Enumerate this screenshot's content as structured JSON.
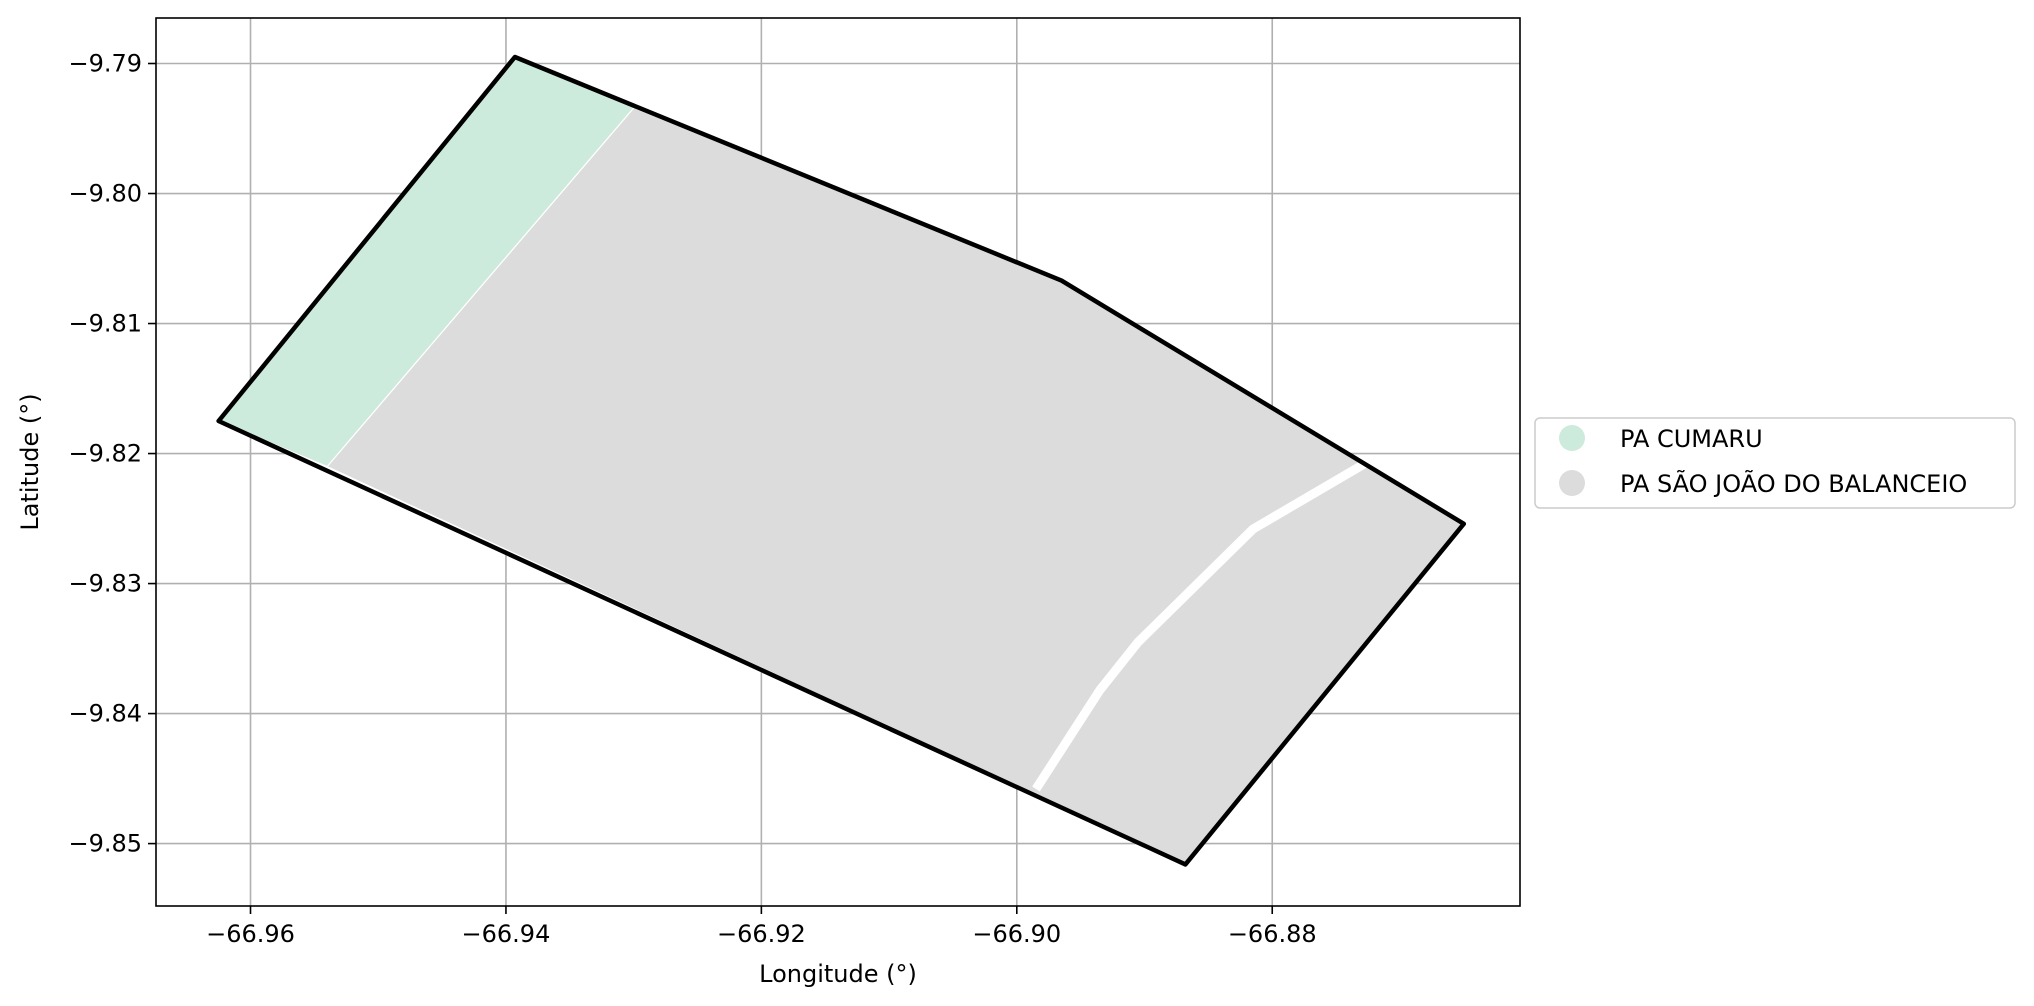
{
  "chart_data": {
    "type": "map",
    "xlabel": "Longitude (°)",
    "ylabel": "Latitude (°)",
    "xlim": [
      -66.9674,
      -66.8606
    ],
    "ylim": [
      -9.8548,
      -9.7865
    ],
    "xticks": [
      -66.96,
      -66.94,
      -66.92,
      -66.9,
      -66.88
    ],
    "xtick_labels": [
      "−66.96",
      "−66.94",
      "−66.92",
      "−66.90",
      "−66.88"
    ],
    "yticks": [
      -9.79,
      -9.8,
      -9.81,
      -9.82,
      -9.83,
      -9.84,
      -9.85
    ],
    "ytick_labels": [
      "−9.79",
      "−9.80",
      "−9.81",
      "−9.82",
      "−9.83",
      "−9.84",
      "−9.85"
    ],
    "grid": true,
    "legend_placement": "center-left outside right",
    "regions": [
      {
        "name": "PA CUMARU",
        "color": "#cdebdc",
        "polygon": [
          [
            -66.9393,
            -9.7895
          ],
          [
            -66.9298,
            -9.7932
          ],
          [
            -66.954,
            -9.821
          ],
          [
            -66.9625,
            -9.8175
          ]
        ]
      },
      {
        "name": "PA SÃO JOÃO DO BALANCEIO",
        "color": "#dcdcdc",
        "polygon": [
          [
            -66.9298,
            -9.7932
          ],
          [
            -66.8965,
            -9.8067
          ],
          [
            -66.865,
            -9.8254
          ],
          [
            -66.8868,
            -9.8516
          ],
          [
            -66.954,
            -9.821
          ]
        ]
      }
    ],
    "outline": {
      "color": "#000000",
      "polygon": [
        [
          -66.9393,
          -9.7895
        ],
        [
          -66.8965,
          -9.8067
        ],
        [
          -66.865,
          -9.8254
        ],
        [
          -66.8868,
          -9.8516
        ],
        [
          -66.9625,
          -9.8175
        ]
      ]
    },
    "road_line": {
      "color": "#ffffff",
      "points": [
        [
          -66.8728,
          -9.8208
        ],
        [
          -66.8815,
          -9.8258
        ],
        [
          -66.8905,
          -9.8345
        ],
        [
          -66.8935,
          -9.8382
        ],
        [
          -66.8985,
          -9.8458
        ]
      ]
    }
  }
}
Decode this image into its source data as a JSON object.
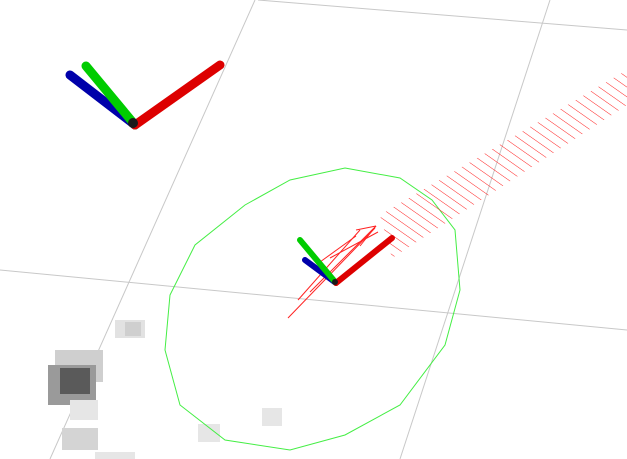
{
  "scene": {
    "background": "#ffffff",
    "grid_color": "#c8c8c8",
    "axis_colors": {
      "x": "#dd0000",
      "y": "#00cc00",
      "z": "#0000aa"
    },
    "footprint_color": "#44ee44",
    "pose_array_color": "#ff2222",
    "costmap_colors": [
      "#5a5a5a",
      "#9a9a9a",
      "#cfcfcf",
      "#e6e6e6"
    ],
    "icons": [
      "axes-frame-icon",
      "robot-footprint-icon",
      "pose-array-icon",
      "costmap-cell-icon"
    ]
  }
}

**Task description**
All the records need to be repeated exactly, with the images dropped.

**Exercise output**
Enumerate this screenshot's content as structured JSON.
{
  "chart_data": {
    "type": "map",
    "xlabel": "Longitude (°)",
    "ylabel": "Latitude (°)",
    "xlim": [
      -66.9674,
      -66.8606
    ],
    "ylim": [
      -9.8548,
      -9.7865
    ],
    "xticks": [
      -66.96,
      -66.94,
      -66.92,
      -66.9,
      -66.88
    ],
    "xtick_labels": [
      "−66.96",
      "−66.94",
      "−66.92",
      "−66.90",
      "−66.88"
    ],
    "yticks": [
      -9.79,
      -9.8,
      -9.81,
      -9.82,
      -9.83,
      -9.84,
      -9.85
    ],
    "ytick_labels": [
      "−9.79",
      "−9.80",
      "−9.81",
      "−9.82",
      "−9.83",
      "−9.84",
      "−9.85"
    ],
    "grid": true,
    "legend_placement": "center-left outside right",
    "regions": [
      {
        "name": "PA CUMARU",
        "color": "#cdebdc",
        "polygon": [
          [
            -66.9393,
            -9.7895
          ],
          [
            -66.9298,
            -9.7932
          ],
          [
            -66.954,
            -9.821
          ],
          [
            -66.9625,
            -9.8175
          ]
        ]
      },
      {
        "name": "PA SÃO JOÃO DO BALANCEIO",
        "color": "#dcdcdc",
        "polygon": [
          [
            -66.9298,
            -9.7932
          ],
          [
            -66.8965,
            -9.8067
          ],
          [
            -66.865,
            -9.8254
          ],
          [
            -66.8868,
            -9.8516
          ],
          [
            -66.954,
            -9.821
          ]
        ]
      }
    ],
    "outline": {
      "color": "#000000",
      "polygon": [
        [
          -66.9393,
          -9.7895
        ],
        [
          -66.8965,
          -9.8067
        ],
        [
          -66.865,
          -9.8254
        ],
        [
          -66.8868,
          -9.8516
        ],
        [
          -66.9625,
          -9.8175
        ]
      ]
    },
    "road_line": {
      "color": "#ffffff",
      "points": [
        [
          -66.8728,
          -9.8208
        ],
        [
          -66.8815,
          -9.8258
        ],
        [
          -66.8905,
          -9.8345
        ],
        [
          -66.8935,
          -9.8382
        ],
        [
          -66.8985,
          -9.8458
        ]
      ]
    }
  }
}
Decode this image into its source data as a JSON object.
{
  "scene": {
    "background": "#ffffff",
    "grid_color": "#c8c8c8",
    "axis_colors": {
      "x": "#dd0000",
      "y": "#00cc00",
      "z": "#0000aa"
    },
    "footprint_color": "#44ee44",
    "pose_array_color": "#ff2222",
    "costmap_colors": [
      "#5a5a5a",
      "#9a9a9a",
      "#cfcfcf",
      "#e6e6e6"
    ],
    "icons": [
      "axes-frame-icon",
      "robot-footprint-icon",
      "pose-array-icon",
      "costmap-cell-icon"
    ]
  }
}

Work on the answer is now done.